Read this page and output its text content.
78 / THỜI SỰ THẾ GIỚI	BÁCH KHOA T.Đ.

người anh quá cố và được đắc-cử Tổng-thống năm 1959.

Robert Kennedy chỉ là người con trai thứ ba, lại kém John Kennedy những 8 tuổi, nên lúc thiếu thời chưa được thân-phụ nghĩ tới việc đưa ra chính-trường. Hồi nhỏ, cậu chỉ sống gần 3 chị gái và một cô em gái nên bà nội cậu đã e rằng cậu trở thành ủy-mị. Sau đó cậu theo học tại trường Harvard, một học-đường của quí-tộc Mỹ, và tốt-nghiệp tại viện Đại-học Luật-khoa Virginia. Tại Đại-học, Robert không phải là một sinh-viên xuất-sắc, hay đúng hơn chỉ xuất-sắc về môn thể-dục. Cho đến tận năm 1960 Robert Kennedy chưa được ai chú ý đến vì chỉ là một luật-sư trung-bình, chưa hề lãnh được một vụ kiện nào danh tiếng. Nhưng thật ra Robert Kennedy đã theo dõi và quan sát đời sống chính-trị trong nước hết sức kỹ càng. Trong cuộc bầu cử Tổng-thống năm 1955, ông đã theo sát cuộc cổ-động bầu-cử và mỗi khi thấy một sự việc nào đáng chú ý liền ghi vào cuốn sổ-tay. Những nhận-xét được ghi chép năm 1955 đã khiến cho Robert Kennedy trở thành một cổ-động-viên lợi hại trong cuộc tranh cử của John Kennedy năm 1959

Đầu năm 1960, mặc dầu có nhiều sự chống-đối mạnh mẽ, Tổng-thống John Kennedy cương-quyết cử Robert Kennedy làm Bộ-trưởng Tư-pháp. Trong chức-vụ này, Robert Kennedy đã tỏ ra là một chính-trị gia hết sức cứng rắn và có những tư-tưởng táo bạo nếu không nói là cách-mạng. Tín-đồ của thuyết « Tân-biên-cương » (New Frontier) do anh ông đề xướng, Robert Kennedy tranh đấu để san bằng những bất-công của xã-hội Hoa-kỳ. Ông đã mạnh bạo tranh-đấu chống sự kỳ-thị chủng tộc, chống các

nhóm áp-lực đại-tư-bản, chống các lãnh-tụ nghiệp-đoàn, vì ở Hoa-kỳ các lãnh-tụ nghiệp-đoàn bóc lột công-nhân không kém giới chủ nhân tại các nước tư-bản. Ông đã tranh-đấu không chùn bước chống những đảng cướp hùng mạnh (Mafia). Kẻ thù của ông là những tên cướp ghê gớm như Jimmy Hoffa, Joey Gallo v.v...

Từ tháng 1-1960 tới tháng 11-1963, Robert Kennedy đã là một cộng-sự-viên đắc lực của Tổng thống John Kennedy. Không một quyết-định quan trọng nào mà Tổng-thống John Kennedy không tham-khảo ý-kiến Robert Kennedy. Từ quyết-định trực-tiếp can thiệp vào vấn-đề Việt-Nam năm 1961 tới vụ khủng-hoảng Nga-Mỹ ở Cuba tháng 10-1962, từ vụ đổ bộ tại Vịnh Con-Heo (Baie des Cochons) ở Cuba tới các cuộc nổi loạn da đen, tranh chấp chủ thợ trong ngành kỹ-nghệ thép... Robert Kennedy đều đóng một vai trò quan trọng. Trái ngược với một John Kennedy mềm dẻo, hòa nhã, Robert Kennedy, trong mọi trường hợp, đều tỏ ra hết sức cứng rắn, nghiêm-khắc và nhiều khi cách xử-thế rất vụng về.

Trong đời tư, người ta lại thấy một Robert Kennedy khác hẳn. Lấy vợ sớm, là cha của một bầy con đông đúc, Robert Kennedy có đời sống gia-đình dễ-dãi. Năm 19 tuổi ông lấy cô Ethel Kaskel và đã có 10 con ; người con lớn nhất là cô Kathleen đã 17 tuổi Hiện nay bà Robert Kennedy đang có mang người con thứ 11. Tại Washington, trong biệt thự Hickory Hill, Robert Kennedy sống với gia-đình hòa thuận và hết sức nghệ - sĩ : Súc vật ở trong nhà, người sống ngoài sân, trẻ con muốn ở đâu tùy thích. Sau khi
++++++++++
Stated problem: Copy each line from the records above that includes the string "tuổi".

Result of this exercise:
Robert Kennedy chỉ là người con trai thứ ba, lại kém John Kennedy những 8 tuổi, nên lúc thiếu thời chưa được thân-phụ nghĩ tới việc đưa ra chính-trường. Hồi nhỏ, cậu chỉ sống gần 3 chị gái và một cô em gái nên bà nội cậu đã e rằng cậu trở thành ủy-mị. Sau đó cậu theo học tại trường Harvard, một học-đường của quí-tộc Mỹ, và tốt-nghiệp tại viện Đại-học Luật-khoa Virginia. Tại Đại-học, Robert không phải là một sinh-viên xuất-sắc, hay đúng hơn chỉ xuất-sắc về môn thể-dục. Cho đến tận năm 1960 Robert Kennedy chưa được ai chú ý đến vì chỉ là một luật-sư trung-bình, chưa hề lãnh được một vụ kiện nào danh tiếng. Nhưng thật ra Robert Kennedy đã theo dõi và quan sát đời sống chính-trị trong nước hết sức kỹ càng. Trong cuộc bầu cử Tổng-thống năm 1955, ông đã theo sát cuộc cổ-động bầu-cử và mỗi khi thấy một sự việc nào đáng chú ý liền ghi vào cuốn sổ-tay. Những nhận-xét được ghi chép năm 1955 đã khiến cho Robert Kennedy trở thành một cổ-động-viên lợi hại trong cuộc tranh cử của John Kennedy năm 1959
Trong đời tư, người ta lại thấy một Robert Kennedy khác hẳn. Lấy vợ sớm, là cha của một bầy con đông đúc, Robert Kennedy có đời sống gia-đình dễ-dãi. Năm 19 tuổi ông lấy cô Ethel Kaskel và đã có 10 con ; người con lớn nhất là cô Kathleen đã 17 tuổi Hiện nay bà Robert Kennedy đang có mang người con thứ 11. Tại Washington, trong biệt thự Hickory Hill, Robert Kennedy sống với gia-đình hòa thuận và hết sức nghệ - sĩ : Súc vật ở trong nhà, người sống ngoài sân, trẻ con muốn ở đâu tùy thích. Sau khi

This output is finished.